== WHAT THIS TASK INVOLVES ==
Extract each record and reproduce it exactly.

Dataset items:

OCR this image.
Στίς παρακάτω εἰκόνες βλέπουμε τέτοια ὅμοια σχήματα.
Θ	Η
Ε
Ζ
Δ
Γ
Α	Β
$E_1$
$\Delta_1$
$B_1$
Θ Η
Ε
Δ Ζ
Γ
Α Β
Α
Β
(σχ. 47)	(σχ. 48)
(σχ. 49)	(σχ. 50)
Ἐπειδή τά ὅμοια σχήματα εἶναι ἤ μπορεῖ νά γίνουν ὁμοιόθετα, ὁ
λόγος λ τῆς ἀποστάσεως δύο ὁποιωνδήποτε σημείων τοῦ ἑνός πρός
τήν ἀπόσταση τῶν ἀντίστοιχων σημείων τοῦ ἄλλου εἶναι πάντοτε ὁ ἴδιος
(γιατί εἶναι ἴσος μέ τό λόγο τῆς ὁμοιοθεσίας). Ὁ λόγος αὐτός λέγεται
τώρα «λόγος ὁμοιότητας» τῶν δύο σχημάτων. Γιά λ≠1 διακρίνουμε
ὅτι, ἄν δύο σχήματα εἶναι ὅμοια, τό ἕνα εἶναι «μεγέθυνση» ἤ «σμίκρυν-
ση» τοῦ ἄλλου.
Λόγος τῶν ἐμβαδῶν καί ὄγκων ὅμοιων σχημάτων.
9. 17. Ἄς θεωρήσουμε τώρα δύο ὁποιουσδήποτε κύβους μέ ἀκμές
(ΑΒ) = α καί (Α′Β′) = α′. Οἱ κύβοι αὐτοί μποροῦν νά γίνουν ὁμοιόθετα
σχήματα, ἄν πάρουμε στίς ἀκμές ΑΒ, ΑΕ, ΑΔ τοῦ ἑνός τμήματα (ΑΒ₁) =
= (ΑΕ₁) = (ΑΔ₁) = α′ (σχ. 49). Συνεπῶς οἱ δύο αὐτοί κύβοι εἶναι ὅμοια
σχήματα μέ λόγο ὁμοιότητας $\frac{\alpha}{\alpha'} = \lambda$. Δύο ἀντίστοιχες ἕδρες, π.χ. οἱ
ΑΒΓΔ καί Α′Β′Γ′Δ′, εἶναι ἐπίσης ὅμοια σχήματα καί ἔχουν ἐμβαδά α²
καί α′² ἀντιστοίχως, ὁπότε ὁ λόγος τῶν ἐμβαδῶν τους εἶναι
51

== SOLVED PROBLEM ==
OCR this image.
Στίς παρακάτω εἰκόνες βλέπουμε τέτοια ὅμοια σχήματα.
Θ	Η
Ε
Ζ
Δ
Γ
Α	Β
$E_1$
$\Delta_1$
$B_1$
Θ Η
Ε
Δ Ζ
Γ
Α Β
Α
Β
(σχ. 47)	(σχ. 48)
(σχ. 49)	(σχ. 50)
Ἐπειδή τά ὅμοια σχήματα εἶναι ἤ μπορεῖ νά γίνουν ὁμοιόθετα, ὁ
λόγος λ τῆς ἀποστάσεως δύο ὁποιωνδήποτε σημείων τοῦ ἑνός πρός
τήν ἀπόσταση τῶν ἀντίστοιχων σημείων τοῦ ἄλλου εἶναι πάντοτε ὁ ἴδιος
(γιατί εἶναι ἴσος μέ τό λόγο τῆς ὁμοιοθεσίας). Ὁ λόγος αὐτός λέγεται
τώρα «λόγος ὁμοιότητας» τῶν δύο σχημάτων. Γιά λ≠1 διακρίνουμε
ὅτι, ἄν δύο σχήματα εἶναι ὅμοια, τό ἕνα εἶναι «μεγέθυνση» ἤ «σμίκρυν-
ση» τοῦ ἄλλου.
Λόγος τῶν ἐμβαδῶν καί ὄγκων ὅμοιων σχημάτων.
9. 17. Ἄς θεωρήσουμε τώρα δύο ὁποιουσδήποτε κύβους μέ ἀκμές
(ΑΒ) = α καί (Α′Β′) = α′. Οἱ κύβοι αὐτοί μποροῦν νά γίνουν ὁμοιόθετα
σχήματα, ἄν πάρουμε στίς ἀκμές ΑΒ, ΑΕ, ΑΔ τοῦ ἑνός τμήματα (ΑΒ₁) =
= (ΑΕ₁) = (ΑΔ₁) = α′ (σχ. 49). Συνεπῶς οἱ δύο αὐτοί κύβοι εἶναι ὅμοια
σχήματα μέ λόγο ὁμοιότητας $\frac{\alpha}{\alpha'} = \lambda$. Δύο ἀντίστοιχες ἕδρες, π.χ. οἱ
ΑΒΓΔ καί Α′Β′Γ′Δ′, εἶναι ἐπίσης ὅμοια σχήματα καί ἔχουν ἐμβαδά α²
καί α′² ἀντιστοίχως, ὁπότε ὁ λόγος τῶν ἐμβαδῶν τους εἶναι
51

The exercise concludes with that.